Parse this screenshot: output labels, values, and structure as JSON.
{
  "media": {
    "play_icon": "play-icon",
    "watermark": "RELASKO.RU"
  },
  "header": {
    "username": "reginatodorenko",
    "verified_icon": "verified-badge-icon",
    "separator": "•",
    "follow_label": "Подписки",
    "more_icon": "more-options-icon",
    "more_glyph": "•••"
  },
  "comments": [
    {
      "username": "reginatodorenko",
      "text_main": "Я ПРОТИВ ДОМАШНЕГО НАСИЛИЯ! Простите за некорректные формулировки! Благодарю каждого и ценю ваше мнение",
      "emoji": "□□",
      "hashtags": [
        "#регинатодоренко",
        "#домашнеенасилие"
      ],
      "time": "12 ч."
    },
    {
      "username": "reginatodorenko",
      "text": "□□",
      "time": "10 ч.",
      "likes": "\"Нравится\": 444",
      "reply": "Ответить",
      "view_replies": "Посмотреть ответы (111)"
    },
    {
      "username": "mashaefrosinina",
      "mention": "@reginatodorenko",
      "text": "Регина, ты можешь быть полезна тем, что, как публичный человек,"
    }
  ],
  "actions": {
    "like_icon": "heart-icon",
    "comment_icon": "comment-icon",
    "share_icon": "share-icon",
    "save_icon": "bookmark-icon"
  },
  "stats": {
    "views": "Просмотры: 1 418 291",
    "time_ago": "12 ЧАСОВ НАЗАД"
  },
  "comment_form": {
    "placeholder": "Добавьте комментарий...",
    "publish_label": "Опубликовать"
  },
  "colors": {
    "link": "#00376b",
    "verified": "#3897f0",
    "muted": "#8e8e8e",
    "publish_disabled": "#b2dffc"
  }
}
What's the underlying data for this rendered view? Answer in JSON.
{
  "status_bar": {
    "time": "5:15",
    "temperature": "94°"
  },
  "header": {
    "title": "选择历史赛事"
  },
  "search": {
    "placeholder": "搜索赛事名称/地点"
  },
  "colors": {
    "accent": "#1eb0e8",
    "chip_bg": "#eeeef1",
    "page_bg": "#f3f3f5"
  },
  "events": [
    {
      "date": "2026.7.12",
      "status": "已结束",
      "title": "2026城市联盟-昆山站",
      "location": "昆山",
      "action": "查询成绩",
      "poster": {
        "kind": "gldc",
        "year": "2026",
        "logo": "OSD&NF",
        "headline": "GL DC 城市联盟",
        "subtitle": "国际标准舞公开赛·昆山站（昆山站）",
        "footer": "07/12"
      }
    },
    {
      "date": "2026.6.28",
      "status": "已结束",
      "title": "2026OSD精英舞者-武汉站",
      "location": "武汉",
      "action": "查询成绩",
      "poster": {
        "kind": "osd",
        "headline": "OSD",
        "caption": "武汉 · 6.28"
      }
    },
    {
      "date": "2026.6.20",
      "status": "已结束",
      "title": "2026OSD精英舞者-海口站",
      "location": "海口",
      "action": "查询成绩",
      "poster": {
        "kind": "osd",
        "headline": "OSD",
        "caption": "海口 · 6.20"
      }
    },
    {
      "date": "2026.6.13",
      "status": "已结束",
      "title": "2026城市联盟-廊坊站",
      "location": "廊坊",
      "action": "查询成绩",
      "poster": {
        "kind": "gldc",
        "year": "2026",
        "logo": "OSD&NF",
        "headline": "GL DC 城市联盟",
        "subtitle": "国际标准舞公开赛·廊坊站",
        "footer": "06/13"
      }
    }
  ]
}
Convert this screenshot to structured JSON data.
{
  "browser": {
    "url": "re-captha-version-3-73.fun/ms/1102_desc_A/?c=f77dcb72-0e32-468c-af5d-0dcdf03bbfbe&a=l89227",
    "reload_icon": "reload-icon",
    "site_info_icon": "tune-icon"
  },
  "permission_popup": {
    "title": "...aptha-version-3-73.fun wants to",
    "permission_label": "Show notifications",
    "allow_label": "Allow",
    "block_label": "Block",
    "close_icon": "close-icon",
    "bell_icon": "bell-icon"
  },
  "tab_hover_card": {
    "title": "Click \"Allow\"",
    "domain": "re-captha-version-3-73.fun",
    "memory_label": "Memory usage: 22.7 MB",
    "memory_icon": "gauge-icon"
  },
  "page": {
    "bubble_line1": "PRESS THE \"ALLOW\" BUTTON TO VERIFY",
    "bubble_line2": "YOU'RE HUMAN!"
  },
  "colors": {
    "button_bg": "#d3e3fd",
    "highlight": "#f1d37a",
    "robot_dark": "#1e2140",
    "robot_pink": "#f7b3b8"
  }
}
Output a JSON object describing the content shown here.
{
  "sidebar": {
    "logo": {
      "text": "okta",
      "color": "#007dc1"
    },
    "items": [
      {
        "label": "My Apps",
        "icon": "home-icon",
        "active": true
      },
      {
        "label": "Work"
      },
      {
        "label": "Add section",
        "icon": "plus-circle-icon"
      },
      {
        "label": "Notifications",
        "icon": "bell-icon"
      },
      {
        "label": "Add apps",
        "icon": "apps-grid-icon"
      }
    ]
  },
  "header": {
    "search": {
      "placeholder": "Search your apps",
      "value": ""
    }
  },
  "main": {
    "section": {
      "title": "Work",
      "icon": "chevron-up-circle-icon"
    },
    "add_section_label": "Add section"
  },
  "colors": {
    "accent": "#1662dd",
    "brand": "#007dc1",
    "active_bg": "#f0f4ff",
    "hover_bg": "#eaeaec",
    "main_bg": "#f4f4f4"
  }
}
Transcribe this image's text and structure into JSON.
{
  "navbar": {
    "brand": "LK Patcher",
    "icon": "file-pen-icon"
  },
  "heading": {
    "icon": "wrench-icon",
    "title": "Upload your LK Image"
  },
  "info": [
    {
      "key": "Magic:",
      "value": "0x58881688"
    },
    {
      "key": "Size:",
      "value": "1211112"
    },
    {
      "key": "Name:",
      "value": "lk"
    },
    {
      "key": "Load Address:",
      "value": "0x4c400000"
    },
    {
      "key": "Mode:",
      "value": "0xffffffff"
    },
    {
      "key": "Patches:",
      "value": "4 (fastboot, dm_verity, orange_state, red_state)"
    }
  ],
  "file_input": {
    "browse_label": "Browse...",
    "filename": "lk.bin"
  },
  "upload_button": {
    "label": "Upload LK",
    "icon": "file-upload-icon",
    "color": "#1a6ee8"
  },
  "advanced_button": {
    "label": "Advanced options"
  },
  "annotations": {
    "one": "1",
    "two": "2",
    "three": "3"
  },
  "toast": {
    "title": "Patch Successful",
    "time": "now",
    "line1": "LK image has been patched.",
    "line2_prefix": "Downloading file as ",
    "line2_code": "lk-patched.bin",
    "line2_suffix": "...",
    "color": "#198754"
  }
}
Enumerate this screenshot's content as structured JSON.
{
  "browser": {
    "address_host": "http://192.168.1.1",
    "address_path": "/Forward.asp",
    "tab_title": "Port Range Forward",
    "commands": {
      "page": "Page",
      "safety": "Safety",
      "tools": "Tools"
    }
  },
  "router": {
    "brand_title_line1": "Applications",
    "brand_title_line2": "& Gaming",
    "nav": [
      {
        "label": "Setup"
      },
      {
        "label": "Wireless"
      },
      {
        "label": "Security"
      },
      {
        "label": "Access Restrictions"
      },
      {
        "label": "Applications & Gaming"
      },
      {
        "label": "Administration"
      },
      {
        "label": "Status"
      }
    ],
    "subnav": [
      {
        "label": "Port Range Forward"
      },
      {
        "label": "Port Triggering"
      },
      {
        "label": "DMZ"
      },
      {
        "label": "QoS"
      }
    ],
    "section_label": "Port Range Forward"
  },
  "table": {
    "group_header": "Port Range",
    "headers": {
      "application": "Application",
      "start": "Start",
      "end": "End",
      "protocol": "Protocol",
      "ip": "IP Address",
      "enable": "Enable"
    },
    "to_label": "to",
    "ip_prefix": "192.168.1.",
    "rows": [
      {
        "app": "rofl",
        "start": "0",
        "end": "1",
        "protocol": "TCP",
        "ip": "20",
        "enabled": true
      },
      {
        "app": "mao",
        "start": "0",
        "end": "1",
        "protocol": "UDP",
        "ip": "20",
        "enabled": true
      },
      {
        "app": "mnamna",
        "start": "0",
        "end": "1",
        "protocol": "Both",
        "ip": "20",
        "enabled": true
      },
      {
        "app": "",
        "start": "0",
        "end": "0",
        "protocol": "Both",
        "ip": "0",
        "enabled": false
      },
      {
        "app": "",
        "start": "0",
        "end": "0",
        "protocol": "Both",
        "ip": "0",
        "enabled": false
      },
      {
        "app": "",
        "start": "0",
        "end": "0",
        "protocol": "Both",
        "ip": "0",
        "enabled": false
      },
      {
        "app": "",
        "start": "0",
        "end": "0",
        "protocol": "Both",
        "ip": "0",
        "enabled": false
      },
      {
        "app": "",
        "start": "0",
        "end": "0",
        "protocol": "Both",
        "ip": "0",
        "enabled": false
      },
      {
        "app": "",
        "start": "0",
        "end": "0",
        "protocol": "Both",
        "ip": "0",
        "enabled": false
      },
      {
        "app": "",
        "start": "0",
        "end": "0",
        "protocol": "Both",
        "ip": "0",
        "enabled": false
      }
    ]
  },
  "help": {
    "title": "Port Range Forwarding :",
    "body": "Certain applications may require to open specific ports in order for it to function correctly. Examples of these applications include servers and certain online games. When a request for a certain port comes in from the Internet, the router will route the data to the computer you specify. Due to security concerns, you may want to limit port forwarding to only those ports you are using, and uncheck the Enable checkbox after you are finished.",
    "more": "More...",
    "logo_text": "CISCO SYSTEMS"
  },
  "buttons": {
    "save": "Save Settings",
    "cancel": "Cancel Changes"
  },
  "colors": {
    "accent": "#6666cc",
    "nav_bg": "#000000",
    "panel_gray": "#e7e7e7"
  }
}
■ ■ ■
▶ **What is being asked**
Where a line holds "version", copy it out.

▶ **Finished exercise**
    "url": "re-captha-version-3-73.fun/ms/1102_desc_A/?c=f77dcb72-0e32-468c-af5d-0dcdf03bbfbe&a=l89227",
    "title": "...aptha-version-3-73.fun wants to",
    "domain": "re-captha-version-3-73.fun",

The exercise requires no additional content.